Extract all records. Keep each one exact.

[GIVEN RECORDS start]

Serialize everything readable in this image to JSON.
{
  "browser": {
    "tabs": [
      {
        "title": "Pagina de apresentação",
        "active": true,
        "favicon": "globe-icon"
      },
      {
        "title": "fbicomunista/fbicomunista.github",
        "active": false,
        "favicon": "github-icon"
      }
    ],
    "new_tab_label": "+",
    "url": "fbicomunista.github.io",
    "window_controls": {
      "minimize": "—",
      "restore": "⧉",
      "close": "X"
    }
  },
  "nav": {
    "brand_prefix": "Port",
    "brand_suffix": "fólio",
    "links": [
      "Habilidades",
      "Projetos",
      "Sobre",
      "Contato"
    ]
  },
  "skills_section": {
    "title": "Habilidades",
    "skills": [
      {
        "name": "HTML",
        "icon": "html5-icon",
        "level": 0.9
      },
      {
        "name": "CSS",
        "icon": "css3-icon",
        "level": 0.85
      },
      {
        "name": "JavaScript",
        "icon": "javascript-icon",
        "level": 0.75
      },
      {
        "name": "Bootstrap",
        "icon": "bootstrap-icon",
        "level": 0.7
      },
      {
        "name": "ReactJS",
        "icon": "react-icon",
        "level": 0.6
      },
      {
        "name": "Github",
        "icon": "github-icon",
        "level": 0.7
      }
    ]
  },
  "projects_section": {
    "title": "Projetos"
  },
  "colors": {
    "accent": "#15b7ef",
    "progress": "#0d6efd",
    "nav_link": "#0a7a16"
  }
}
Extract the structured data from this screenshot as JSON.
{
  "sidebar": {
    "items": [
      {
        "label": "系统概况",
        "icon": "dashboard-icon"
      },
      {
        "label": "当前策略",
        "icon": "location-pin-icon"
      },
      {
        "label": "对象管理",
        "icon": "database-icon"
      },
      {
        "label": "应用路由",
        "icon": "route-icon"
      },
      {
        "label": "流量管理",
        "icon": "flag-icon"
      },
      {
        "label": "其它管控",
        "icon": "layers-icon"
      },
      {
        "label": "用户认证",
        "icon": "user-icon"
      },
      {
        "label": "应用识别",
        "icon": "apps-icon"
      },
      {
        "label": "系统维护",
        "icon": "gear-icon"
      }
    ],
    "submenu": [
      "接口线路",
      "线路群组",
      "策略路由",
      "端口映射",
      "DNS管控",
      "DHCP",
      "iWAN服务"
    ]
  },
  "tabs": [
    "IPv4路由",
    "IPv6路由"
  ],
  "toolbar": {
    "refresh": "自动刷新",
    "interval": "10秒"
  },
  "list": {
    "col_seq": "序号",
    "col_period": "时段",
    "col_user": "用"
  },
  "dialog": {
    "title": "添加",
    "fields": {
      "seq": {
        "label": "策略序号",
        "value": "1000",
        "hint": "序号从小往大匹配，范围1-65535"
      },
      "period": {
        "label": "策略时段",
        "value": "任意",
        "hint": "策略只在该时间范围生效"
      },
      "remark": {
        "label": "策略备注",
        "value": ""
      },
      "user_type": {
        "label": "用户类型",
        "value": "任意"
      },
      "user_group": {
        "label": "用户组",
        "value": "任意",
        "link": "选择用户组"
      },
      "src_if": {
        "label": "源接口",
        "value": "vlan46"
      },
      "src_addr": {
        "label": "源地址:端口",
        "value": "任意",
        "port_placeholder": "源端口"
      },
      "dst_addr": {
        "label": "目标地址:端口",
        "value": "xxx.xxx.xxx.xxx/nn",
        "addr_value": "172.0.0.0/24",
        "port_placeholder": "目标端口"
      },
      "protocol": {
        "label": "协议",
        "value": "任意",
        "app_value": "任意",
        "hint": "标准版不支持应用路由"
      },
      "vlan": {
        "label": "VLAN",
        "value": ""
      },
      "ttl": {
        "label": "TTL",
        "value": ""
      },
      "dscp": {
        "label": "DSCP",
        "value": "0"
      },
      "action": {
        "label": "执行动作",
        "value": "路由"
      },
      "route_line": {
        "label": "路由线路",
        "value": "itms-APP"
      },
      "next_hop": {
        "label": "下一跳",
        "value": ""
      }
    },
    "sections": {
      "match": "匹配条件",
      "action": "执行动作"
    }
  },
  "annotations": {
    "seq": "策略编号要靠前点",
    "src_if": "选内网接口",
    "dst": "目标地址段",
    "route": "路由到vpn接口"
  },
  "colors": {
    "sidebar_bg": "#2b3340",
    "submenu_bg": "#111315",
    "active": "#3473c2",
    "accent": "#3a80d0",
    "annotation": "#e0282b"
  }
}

[GIVEN RECORDS end]

■ **OUTPUT OF THE EXERCISE**
Serialize everything readable in this image to JSON.
{
  "browser": {
    "tabs": [
      {
        "title": "Pagina de apresentação",
        "active": true,
        "favicon": "globe-icon"
      },
      {
        "title": "fbicomunista/fbicomunista.github",
        "active": false,
        "favicon": "github-icon"
      }
    ],
    "new_tab_label": "+",
    "url": "fbicomunista.github.io",
    "window_controls": {
      "minimize": "—",
      "restore": "⧉",
      "close": "X"
    }
  },
  "nav": {
    "brand_prefix": "Port",
    "brand_suffix": "fólio",
    "links": [
      "Habilidades",
      "Projetos",
      "Sobre",
      "Contato"
    ]
  },
  "skills_section": {
    "title": "Habilidades",
    "skills": [
      {
        "name": "HTML",
        "icon": "html5-icon",
        "level": 0.9
      },
      {
        "name": "CSS",
        "icon": "css3-icon",
        "level": 0.85
      },
      {
        "name": "JavaScript",
        "icon": "javascript-icon",
        "level": 0.75
      },
      {
        "name": "Bootstrap",
        "icon": "bootstrap-icon",
        "level": 0.7
      },
      {
        "name": "ReactJS",
        "icon": "react-icon",
        "level": 0.6
      },
      {
        "name": "Github",
        "icon": "github-icon",
        "level": 0.7
      }
    ]
  },
  "projects_section": {
    "title": "Projetos"
  },
  "colors": {
    "accent": "#15b7ef",
    "progress": "#0d6efd",
    "nav_link": "#0a7a16"
  }
}
Extract the structured data from this screenshot as JSON.
{
  "sidebar": {
    "items": [
      {
        "label": "系统概况",
        "icon": "dashboard-icon"
      },
      {
        "label": "当前策略",
        "icon": "location-pin-icon"
      },
      {
        "label": "对象管理",
        "icon": "database-icon"
      },
      {
        "label": "应用路由",
        "icon": "route-icon"
      },
      {
        "label": "流量管理",
        "icon": "flag-icon"
      },
      {
        "label": "其它管控",
        "icon": "layers-icon"
      },
      {
        "label": "用户认证",
        "icon": "user-icon"
      },
      {
        "label": "应用识别",
        "icon": "apps-icon"
      },
      {
        "label": "系统维护",
        "icon": "gear-icon"
      }
    ],
    "submenu": [
      "接口线路",
      "线路群组",
      "策略路由",
      "端口映射",
      "DNS管控",
      "DHCP",
      "iWAN服务"
    ]
  },
  "tabs": [
    "IPv4路由",
    "IPv6路由"
  ],
  "toolbar": {
    "refresh": "自动刷新",
    "interval": "10秒"
  },
  "list": {
    "col_seq": "序号",
    "col_period": "时段",
    "col_user": "用"
  },
  "dialog": {
    "title": "添加",
    "fields": {
      "seq": {
        "label": "策略序号",
        "value": "1000",
        "hint": "序号从小往大匹配，范围1-65535"
      },
      "period": {
        "label": "策略时段",
        "value": "任意",
        "hint": "策略只在该时间范围生效"
      },
      "remark": {
        "label": "策略备注",
        "value": ""
      },
      "user_type": {
        "label": "用户类型",
        "value": "任意"
      },
      "user_group": {
        "label": "用户组",
        "value": "任意",
        "link": "选择用户组"
      },
      "src_if": {
        "label": "源接口",
        "value": "vlan46"
      },
      "src_addr": {
        "label": "源地址:端口",
        "value": "任意",
        "port_placeholder": "源端口"
      },
      "dst_addr": {
        "label": "目标地址:端口",
        "value": "xxx.xxx.xxx.xxx/nn",
        "addr_value": "172.0.0.0/24",
        "port_placeholder": "目标端口"
      },
      "protocol": {
        "label": "协议",
        "value": "任意",
        "app_value": "任意",
        "hint": "标准版不支持应用路由"
      },
      "vlan": {
        "label": "VLAN",
        "value": ""
      },
      "ttl": {
        "label": "TTL",
        "value": ""
      },
      "dscp": {
        "label": "DSCP",
        "value": "0"
      },
      "action": {
        "label": "执行动作",
        "value": "路由"
      },
      "route_line": {
        "label": "路由线路",
        "value": "itms-APP"
      },
      "next_hop": {
        "label": "下一跳",
        "value": ""
      }
    },
    "sections": {
      "match": "匹配条件",
      "action": "执行动作"
    }
  },
  "annotations": {
    "seq": "策略编号要靠前点",
    "src_if": "选内网接口",
    "dst": "目标地址段",
    "route": "路由到vpn接口"
  },
  "colors": {
    "sidebar_bg": "#2b3340",
    "submenu_bg": "#111315",
    "active": "#3473c2",
    "accent": "#3a80d0",
    "annotation": "#e0282b"
  }
}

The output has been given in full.